Keep only the lines where "деструкции" appears.
begin Data for processing
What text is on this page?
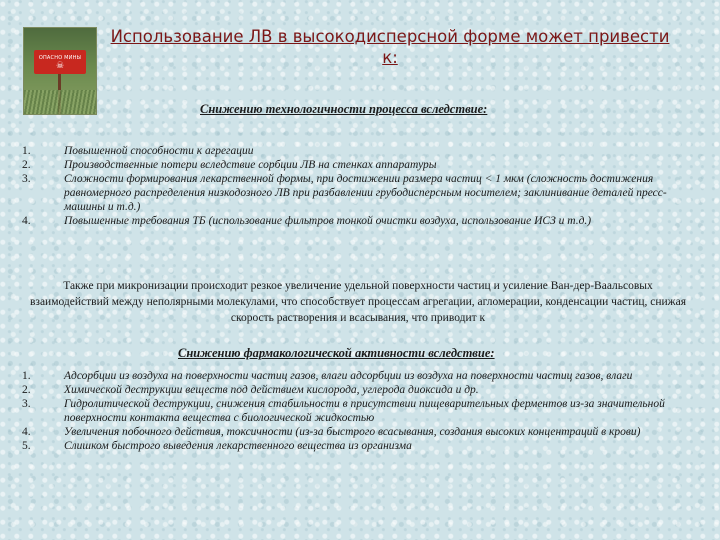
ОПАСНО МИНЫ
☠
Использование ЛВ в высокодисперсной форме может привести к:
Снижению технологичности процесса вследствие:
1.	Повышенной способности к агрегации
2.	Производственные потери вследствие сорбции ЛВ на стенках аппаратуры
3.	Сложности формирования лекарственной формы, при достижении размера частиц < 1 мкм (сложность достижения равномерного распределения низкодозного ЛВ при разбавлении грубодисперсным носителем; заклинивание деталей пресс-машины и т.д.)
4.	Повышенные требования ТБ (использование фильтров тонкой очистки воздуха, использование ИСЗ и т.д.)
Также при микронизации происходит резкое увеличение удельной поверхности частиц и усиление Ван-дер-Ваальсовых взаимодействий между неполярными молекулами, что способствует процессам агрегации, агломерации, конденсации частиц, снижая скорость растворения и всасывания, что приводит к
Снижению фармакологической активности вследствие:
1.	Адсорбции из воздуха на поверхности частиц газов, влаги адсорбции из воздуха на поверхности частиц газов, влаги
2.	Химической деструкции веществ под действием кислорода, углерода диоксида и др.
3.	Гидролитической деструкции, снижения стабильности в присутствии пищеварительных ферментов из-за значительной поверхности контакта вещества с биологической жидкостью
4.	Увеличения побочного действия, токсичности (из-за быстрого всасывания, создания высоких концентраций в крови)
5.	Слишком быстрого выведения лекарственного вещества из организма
end Data for processing
begin Data for processing
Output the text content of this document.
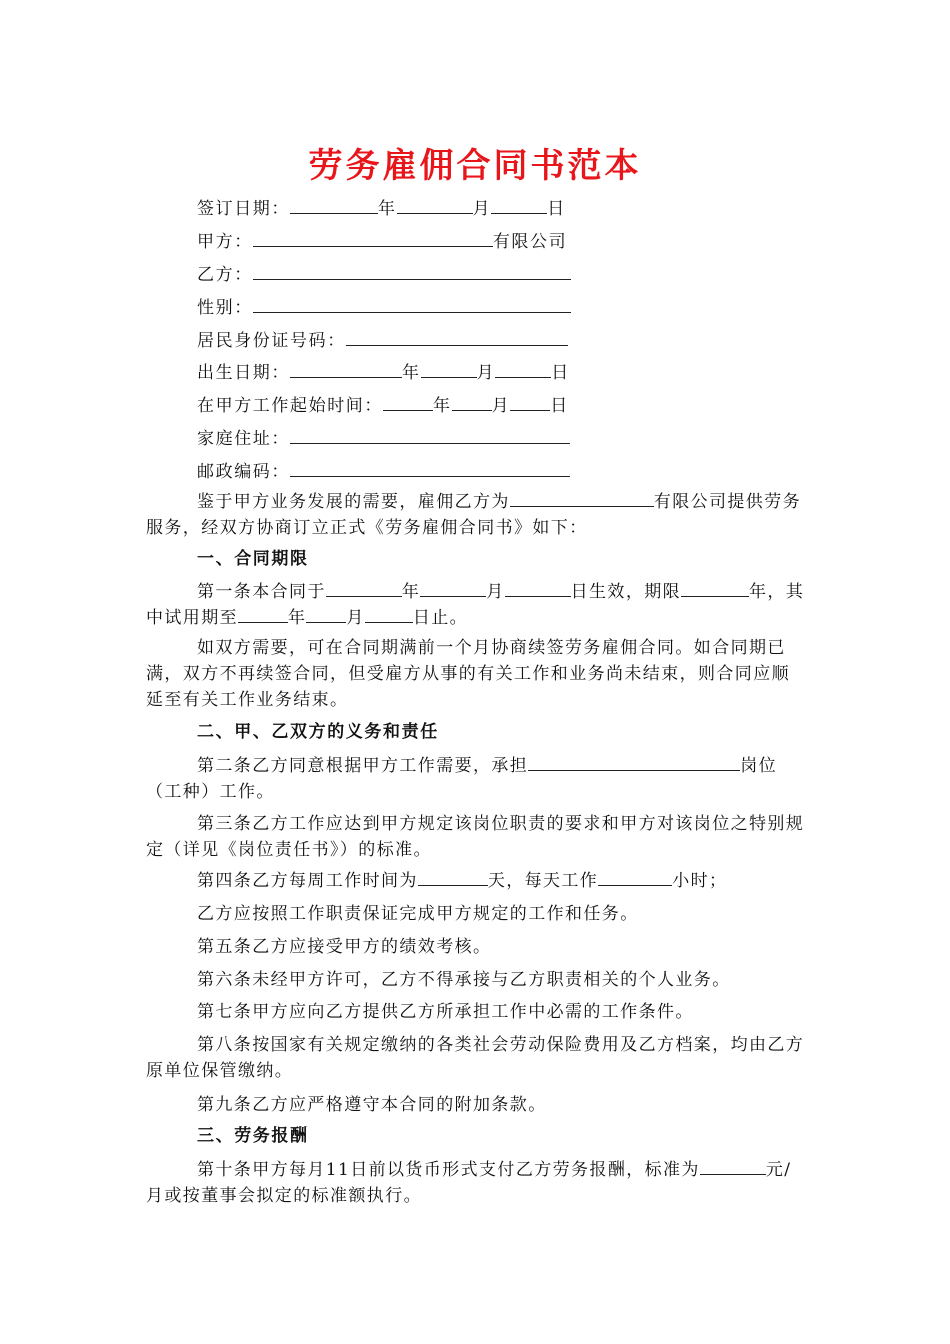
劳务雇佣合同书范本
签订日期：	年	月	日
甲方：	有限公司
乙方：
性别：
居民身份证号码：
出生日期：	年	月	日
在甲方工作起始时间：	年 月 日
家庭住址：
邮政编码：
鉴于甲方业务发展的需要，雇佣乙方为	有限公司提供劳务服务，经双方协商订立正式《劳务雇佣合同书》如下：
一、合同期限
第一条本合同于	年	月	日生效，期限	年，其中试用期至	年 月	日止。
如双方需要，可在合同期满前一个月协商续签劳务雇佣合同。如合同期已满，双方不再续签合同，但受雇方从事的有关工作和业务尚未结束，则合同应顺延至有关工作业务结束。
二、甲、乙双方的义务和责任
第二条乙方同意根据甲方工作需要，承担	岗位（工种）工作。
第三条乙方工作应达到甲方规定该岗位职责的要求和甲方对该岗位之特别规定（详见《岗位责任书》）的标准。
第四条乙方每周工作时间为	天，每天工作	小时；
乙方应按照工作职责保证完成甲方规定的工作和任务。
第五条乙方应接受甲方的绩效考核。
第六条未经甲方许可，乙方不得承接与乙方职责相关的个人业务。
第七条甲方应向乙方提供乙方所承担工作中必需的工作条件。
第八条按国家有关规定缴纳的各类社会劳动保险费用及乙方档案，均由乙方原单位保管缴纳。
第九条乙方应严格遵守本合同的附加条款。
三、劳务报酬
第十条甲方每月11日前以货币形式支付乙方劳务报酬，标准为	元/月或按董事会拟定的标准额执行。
end Data for processing
begin Data for processing
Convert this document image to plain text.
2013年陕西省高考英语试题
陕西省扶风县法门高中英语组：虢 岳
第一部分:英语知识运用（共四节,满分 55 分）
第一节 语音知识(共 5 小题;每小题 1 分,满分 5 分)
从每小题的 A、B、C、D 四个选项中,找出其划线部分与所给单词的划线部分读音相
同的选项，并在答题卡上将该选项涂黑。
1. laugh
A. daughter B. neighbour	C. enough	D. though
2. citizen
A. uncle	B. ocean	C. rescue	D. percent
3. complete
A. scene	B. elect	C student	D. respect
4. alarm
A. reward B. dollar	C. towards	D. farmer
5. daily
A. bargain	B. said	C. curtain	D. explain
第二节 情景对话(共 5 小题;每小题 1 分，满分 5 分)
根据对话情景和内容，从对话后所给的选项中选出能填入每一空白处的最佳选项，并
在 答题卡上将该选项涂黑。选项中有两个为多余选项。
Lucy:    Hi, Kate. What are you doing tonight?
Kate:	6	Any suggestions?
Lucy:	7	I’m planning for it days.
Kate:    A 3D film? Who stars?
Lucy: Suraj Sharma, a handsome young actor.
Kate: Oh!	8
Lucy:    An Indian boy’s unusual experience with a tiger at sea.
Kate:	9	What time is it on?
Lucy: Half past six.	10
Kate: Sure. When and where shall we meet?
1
end Data for processing
* **Solved problem**:
2.	Химической деструкции веществ под действием кислорода, углерода диоксида и др.
3.	Гидролитической деструкции, снижения стабильности в присутствии пищеварительных ферментов из-за значительной поверхности контакта вещества с биологической жидкостью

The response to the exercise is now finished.